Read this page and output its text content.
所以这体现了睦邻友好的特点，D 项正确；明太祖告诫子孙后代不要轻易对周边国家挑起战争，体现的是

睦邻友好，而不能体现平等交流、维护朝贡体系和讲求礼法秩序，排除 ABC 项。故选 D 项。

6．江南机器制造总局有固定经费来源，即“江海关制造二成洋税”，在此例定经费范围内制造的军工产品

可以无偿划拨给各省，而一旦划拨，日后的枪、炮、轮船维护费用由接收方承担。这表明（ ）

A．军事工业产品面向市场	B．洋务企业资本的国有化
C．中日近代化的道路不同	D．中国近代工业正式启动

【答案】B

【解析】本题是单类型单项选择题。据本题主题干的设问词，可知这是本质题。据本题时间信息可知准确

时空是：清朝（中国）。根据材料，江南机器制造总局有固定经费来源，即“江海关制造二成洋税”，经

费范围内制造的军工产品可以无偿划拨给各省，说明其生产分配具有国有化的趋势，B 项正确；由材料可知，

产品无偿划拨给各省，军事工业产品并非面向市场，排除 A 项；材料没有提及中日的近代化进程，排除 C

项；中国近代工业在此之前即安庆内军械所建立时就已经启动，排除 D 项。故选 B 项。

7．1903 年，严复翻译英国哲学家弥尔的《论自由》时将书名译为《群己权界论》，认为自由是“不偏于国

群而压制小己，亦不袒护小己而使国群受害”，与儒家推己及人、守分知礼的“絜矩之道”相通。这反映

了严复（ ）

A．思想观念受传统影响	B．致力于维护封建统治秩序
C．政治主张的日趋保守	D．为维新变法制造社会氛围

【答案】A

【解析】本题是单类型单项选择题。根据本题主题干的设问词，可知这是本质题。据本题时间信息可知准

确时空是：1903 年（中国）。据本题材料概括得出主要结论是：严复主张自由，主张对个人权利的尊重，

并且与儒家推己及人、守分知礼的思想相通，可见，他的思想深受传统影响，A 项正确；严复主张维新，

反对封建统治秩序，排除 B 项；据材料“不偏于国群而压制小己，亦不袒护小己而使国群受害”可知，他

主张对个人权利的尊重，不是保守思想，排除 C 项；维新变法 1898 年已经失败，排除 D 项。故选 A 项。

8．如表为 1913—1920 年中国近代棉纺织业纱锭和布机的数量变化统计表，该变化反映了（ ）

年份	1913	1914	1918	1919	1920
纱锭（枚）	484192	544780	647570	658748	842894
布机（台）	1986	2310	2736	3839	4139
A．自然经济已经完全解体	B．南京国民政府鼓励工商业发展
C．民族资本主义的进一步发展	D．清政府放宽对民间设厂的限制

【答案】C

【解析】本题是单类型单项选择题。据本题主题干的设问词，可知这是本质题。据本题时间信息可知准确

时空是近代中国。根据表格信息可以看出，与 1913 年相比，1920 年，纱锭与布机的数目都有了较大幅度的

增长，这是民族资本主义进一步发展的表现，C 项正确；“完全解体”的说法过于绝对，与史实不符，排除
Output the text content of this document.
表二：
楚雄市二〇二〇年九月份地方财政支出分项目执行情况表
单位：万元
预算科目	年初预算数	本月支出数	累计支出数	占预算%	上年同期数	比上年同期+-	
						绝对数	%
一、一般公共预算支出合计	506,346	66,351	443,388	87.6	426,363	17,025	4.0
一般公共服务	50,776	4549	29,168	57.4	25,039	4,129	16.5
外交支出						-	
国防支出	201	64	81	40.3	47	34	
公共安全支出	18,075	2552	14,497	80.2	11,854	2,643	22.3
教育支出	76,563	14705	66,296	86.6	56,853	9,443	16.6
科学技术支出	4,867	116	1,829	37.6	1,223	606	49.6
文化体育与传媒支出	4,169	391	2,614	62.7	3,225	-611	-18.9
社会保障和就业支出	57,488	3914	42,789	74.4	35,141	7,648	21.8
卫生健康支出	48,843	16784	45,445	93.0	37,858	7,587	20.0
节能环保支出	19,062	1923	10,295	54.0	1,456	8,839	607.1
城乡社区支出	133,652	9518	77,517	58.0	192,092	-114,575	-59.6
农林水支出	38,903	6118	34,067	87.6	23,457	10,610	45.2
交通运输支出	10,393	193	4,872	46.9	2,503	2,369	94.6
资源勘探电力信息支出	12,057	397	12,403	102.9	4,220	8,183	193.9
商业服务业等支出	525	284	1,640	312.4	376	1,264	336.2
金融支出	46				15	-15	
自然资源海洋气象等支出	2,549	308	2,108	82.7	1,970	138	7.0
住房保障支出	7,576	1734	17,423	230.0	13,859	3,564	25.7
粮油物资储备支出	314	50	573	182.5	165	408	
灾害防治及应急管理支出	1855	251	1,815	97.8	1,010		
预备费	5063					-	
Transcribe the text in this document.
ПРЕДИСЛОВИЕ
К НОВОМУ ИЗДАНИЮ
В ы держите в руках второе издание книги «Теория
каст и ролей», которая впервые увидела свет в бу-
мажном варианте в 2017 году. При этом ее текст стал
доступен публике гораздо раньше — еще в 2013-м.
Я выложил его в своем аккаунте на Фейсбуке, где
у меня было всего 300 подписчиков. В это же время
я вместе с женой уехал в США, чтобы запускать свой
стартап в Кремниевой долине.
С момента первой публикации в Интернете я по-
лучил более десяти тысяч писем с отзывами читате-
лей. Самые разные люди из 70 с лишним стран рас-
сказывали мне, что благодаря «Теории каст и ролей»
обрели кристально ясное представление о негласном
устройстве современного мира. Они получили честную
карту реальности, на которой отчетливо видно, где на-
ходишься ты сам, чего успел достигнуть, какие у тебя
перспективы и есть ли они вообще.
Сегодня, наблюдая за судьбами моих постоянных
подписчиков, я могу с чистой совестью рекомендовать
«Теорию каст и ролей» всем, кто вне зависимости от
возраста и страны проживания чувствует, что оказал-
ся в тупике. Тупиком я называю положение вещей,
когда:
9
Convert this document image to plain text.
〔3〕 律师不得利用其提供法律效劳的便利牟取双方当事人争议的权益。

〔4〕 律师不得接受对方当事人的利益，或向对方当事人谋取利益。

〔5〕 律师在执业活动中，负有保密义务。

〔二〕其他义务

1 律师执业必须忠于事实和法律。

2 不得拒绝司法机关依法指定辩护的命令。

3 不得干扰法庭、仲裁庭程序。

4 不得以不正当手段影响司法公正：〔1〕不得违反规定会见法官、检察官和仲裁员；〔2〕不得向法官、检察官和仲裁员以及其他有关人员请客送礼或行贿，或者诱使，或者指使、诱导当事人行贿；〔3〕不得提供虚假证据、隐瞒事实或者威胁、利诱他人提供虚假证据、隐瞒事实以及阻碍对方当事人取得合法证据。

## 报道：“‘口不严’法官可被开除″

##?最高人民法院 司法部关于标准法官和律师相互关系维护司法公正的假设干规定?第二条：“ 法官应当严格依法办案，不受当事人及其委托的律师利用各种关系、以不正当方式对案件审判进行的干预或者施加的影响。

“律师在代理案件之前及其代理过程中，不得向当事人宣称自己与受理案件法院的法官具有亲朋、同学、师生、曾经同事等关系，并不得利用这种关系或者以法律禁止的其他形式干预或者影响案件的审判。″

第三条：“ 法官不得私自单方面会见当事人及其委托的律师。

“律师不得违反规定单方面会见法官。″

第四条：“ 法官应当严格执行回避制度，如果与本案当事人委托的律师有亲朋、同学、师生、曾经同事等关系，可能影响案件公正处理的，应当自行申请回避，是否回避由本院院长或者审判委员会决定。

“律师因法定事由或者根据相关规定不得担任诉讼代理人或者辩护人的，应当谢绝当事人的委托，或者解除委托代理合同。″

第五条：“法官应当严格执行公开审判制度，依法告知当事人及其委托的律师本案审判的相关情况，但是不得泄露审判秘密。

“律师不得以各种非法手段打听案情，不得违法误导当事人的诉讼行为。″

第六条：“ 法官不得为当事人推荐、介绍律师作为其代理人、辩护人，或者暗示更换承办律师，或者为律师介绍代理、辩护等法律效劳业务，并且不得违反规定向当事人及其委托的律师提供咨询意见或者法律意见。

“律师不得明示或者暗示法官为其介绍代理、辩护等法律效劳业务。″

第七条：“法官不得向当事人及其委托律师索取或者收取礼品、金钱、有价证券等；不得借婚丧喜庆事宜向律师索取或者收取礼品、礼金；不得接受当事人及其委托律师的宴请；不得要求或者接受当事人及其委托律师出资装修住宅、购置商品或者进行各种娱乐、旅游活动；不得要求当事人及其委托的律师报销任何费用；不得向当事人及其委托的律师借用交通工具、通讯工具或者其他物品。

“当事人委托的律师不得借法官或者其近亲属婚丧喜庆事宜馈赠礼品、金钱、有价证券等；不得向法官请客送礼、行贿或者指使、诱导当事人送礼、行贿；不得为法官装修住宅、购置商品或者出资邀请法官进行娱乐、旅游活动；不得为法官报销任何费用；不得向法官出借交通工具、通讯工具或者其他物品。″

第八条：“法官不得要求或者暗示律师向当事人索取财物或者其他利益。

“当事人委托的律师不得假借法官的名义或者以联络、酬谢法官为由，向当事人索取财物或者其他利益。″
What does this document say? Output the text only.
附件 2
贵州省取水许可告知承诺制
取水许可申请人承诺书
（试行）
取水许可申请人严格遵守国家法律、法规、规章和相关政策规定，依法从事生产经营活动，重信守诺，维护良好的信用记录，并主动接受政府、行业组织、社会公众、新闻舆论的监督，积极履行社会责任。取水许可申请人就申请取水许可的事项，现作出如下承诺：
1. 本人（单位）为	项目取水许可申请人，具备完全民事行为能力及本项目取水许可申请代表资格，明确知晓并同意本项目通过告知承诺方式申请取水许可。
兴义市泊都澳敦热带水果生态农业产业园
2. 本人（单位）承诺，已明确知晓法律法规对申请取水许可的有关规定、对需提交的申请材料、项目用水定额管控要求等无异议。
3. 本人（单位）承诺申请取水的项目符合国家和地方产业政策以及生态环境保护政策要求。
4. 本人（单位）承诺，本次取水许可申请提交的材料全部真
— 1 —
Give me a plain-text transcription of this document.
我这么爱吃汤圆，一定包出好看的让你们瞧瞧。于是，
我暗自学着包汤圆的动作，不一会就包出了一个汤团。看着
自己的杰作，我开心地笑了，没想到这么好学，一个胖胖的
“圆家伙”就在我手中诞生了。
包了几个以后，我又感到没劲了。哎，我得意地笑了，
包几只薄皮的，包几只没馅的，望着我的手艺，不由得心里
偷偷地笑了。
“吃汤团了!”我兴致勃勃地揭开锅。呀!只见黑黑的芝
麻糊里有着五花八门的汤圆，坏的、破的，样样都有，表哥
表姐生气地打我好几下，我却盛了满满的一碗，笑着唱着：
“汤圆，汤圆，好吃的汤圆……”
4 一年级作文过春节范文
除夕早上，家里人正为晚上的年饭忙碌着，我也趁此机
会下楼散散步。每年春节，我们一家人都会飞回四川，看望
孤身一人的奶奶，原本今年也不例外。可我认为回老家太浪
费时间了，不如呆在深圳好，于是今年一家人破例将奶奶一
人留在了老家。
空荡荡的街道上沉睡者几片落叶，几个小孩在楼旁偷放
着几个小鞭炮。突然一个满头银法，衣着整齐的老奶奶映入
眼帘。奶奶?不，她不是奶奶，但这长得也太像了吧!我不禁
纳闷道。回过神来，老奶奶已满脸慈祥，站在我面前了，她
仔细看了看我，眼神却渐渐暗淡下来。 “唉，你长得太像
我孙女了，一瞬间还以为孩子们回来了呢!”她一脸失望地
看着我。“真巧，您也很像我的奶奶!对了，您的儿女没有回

_REQUIRED TASK_:
Each line of the data that includes the word "plain" counts once; report the total and nothing more.

_FULL RESPONSE_:
2